WHAT THIS TASK INVOLVES
State the number of lines below in which the word "jsme" appears. Nothing else belongs in the answer.

RECORDS SHOWN
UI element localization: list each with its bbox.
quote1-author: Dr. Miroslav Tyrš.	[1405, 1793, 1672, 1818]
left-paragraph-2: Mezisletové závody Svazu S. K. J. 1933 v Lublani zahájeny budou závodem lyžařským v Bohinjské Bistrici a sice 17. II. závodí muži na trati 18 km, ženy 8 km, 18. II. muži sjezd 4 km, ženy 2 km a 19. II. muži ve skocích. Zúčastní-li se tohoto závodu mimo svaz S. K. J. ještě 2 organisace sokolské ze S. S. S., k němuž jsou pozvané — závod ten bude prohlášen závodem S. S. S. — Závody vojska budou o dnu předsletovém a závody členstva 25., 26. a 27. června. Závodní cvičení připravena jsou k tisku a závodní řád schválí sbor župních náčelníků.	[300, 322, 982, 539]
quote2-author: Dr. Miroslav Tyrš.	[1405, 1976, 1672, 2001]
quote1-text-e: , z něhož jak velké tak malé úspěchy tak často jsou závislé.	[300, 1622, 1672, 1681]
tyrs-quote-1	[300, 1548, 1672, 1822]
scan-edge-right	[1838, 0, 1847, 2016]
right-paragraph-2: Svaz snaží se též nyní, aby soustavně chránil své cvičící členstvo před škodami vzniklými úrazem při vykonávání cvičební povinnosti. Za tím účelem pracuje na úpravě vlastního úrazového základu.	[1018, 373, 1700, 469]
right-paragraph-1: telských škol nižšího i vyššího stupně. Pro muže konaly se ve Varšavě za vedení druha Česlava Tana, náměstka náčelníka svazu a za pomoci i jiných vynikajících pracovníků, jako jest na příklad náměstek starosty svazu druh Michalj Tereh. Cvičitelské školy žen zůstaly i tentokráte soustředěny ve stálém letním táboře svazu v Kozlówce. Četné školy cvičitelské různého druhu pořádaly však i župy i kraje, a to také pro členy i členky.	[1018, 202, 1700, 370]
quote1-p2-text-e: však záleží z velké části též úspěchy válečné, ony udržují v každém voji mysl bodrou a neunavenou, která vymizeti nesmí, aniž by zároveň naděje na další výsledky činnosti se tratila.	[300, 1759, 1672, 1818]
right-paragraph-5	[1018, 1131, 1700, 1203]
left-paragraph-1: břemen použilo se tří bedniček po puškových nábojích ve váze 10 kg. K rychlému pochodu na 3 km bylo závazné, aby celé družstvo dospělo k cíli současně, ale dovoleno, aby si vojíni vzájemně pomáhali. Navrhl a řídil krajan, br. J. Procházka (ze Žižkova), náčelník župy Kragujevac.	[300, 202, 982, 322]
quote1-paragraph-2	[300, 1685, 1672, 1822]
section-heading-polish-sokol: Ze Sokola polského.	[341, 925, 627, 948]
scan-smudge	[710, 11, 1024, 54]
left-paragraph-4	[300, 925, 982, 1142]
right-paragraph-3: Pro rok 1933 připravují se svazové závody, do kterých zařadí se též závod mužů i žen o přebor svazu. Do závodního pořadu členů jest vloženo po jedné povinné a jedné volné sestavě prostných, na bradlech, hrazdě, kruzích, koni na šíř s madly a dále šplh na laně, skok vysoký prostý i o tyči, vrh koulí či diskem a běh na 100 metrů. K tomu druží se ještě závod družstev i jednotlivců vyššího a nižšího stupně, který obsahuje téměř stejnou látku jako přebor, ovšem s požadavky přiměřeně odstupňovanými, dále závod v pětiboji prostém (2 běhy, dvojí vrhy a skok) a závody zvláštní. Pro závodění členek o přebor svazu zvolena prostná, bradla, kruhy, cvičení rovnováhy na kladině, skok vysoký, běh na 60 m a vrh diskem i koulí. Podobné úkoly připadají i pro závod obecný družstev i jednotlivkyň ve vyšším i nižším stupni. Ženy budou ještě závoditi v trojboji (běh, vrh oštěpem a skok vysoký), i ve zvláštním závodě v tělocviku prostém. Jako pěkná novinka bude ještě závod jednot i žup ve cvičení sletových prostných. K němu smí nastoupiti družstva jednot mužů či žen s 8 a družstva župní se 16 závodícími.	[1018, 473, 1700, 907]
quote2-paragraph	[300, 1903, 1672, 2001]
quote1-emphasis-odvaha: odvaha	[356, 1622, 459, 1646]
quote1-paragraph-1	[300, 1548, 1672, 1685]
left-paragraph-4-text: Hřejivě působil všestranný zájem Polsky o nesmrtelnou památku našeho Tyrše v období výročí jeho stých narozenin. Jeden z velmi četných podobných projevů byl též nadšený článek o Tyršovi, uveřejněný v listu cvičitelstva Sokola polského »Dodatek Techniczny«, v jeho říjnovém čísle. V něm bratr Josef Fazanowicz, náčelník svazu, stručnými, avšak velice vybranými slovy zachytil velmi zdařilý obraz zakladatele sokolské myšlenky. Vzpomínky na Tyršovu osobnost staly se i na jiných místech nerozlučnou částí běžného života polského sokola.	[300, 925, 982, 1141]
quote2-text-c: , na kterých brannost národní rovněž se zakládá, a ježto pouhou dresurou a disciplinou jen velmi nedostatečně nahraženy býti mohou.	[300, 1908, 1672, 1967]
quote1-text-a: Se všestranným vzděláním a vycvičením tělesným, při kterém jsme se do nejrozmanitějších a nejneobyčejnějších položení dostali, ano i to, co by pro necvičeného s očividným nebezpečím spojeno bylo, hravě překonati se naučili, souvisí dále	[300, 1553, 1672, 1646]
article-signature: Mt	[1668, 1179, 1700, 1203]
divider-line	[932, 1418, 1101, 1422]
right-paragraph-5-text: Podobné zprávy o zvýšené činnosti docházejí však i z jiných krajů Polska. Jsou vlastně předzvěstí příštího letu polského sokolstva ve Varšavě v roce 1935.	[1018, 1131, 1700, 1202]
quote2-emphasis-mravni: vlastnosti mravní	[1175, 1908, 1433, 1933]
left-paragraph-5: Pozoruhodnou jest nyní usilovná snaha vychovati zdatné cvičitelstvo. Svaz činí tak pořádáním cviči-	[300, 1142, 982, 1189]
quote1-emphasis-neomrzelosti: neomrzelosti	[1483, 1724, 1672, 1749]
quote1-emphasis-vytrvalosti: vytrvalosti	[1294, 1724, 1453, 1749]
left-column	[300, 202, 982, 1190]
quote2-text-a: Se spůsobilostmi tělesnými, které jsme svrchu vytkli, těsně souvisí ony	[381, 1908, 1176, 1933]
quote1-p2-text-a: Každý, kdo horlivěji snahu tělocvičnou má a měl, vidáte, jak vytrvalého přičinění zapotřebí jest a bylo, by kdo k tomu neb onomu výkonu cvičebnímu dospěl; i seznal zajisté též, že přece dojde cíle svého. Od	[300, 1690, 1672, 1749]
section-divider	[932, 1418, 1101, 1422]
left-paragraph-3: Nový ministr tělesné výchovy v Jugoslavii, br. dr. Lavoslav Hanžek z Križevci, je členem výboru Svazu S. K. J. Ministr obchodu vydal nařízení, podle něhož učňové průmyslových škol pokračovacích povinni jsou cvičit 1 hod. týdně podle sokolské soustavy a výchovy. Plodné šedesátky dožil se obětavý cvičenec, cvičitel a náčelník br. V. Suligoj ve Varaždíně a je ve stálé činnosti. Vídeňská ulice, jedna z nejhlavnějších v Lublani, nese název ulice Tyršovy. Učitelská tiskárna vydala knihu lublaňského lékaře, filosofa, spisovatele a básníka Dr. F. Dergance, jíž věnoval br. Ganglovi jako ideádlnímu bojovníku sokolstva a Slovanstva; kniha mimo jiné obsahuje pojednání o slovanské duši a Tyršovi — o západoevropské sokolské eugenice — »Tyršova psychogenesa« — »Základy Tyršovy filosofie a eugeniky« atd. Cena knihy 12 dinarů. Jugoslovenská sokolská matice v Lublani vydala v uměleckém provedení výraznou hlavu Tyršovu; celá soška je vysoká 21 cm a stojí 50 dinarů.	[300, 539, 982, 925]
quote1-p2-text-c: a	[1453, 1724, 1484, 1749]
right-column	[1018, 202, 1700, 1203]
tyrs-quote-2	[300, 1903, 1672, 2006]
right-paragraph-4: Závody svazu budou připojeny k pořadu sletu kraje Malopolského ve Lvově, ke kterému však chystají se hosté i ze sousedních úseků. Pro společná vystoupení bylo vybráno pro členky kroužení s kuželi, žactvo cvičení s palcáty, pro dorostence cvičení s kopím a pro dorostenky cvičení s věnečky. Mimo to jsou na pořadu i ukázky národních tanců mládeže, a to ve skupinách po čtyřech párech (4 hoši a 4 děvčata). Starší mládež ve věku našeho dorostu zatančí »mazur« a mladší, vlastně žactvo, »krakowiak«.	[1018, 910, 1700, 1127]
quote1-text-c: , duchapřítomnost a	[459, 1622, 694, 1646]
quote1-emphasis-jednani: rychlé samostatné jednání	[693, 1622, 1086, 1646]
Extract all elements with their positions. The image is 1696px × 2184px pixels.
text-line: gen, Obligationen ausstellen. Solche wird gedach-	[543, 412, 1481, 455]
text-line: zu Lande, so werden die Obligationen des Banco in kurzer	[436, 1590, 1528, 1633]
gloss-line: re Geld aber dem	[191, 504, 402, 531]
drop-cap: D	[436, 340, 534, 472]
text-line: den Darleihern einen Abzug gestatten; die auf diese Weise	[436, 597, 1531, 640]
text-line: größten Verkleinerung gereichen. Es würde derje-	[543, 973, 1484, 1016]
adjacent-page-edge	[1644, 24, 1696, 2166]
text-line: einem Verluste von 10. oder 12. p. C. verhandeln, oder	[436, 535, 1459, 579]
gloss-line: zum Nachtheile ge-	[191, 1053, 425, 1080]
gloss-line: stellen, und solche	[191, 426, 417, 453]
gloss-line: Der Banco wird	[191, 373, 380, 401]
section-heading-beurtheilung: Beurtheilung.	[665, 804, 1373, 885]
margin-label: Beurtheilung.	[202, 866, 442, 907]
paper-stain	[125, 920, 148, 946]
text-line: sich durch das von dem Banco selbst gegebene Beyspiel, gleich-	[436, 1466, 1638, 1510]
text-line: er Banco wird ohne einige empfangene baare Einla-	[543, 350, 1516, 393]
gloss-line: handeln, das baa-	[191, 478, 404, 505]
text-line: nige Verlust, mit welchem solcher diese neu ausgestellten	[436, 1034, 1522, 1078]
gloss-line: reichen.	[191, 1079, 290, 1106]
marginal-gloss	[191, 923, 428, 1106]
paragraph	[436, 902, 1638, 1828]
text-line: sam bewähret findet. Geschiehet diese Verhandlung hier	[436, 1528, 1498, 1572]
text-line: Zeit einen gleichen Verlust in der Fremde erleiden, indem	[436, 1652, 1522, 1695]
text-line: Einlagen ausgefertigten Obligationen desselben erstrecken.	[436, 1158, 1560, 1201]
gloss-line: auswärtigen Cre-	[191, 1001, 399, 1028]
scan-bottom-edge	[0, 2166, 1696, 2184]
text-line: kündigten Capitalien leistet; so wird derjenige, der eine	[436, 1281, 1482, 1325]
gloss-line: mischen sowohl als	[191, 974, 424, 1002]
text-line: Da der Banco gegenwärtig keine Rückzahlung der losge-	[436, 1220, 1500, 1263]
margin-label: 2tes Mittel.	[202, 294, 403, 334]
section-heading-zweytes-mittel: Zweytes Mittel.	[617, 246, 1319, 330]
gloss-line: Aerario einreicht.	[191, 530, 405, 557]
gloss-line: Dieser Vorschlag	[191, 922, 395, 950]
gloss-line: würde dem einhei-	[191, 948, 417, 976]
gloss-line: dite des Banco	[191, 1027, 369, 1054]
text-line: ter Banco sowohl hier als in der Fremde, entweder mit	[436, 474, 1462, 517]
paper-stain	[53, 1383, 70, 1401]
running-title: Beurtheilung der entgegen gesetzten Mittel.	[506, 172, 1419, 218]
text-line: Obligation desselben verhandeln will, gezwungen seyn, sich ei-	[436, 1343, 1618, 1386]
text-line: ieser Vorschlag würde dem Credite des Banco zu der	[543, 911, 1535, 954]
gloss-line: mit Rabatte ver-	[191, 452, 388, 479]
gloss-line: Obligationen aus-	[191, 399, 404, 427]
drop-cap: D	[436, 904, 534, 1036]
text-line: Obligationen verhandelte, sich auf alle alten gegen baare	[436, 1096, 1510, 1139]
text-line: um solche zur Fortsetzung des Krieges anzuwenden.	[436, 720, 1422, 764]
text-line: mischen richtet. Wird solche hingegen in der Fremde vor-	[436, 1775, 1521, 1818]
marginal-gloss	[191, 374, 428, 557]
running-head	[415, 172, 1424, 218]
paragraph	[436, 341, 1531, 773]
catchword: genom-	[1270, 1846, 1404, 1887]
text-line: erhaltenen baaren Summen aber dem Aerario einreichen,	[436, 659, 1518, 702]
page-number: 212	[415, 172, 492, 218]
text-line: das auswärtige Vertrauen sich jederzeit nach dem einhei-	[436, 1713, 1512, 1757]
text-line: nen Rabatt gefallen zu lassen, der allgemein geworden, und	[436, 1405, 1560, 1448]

EXERCISE RESULT
2